WHAT THE TASK REQUIRES ->
The records that follow must be reproduced in full, exactly as written.

DATASET EXCERPTS ->

####

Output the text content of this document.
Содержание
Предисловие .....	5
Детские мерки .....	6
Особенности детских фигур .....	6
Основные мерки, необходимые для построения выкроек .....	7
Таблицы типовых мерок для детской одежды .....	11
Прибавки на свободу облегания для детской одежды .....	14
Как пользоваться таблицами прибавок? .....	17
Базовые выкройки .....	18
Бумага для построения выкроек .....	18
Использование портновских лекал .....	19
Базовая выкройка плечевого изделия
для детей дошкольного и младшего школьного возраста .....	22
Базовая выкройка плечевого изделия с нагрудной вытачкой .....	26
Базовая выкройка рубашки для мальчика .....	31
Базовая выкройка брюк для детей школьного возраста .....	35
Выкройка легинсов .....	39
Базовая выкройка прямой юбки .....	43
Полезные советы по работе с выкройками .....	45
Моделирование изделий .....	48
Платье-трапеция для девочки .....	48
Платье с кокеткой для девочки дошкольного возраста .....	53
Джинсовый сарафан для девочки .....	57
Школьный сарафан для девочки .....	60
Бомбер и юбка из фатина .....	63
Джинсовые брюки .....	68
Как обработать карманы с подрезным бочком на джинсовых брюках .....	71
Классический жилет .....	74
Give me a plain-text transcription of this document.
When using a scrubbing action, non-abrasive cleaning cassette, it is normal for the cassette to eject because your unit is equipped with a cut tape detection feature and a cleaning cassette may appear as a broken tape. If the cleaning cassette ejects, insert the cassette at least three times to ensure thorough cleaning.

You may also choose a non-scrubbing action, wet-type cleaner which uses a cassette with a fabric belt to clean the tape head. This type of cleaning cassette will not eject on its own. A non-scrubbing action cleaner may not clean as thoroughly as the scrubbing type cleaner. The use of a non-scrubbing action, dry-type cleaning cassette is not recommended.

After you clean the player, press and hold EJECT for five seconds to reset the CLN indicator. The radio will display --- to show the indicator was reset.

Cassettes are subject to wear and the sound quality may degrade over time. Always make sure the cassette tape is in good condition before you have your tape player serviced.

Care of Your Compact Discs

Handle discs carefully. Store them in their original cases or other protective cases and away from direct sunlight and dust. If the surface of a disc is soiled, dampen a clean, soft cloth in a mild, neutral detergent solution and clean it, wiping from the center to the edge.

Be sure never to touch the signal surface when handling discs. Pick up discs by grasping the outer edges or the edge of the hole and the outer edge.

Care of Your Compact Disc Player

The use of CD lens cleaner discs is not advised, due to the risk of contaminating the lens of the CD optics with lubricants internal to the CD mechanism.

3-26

####

RESPONSE ->
Output the text content of this document.
Содержание
Предисловие .....	5
Детские мерки .....	6
Особенности детских фигур .....	6
Основные мерки, необходимые для построения выкроек .....	7
Таблицы типовых мерок для детской одежды .....	11
Прибавки на свободу облегания для детской одежды .....	14
Как пользоваться таблицами прибавок? .....	17
Базовые выкройки .....	18
Бумага для построения выкроек .....	18
Использование портновских лекал .....	19
Базовая выкройка плечевого изделия
для детей дошкольного и младшего школьного возраста .....	22
Базовая выкройка плечевого изделия с нагрудной вытачкой .....	26
Базовая выкройка рубашки для мальчика .....	31
Базовая выкройка брюк для детей школьного возраста .....	35
Выкройка легинсов .....	39
Базовая выкройка прямой юбки .....	43
Полезные советы по работе с выкройками .....	45
Моделирование изделий .....	48
Платье-трапеция для девочки .....	48
Платье с кокеткой для девочки дошкольного возраста .....	53
Джинсовый сарафан для девочки .....	57
Школьный сарафан для девочки .....	60
Бомбер и юбка из фатина .....	63
Джинсовые брюки .....	68
Как обработать карманы с подрезным бочком на джинсовых брюках .....	71
Классический жилет .....	74
Give me a plain-text transcription of this document.
When using a scrubbing action, non-abrasive cleaning cassette, it is normal for the cassette to eject because your unit is equipped with a cut tape detection feature and a cleaning cassette may appear as a broken tape. If the cleaning cassette ejects, insert the cassette at least three times to ensure thorough cleaning.

You may also choose a non-scrubbing action, wet-type cleaner which uses a cassette with a fabric belt to clean the tape head. This type of cleaning cassette will not eject on its own. A non-scrubbing action cleaner may not clean as thoroughly as the scrubbing type cleaner. The use of a non-scrubbing action, dry-type cleaning cassette is not recommended.

After you clean the player, press and hold EJECT for five seconds to reset the CLN indicator. The radio will display --- to show the indicator was reset.

Cassettes are subject to wear and the sound quality may degrade over time. Always make sure the cassette tape is in good condition before you have your tape player serviced.

Care of Your Compact Discs

Handle discs carefully. Store them in their original cases or other protective cases and away from direct sunlight and dust. If the surface of a disc is soiled, dampen a clean, soft cloth in a mild, neutral detergent solution and clean it, wiping from the center to the edge.

Be sure never to touch the signal surface when handling discs. Pick up discs by grasping the outer edges or the edge of the hole and the outer edge.

Care of Your Compact Disc Player

The use of CD lens cleaner discs is not advised, due to the risk of contaminating the lens of the CD optics with lubricants internal to the CD mechanism.

3-26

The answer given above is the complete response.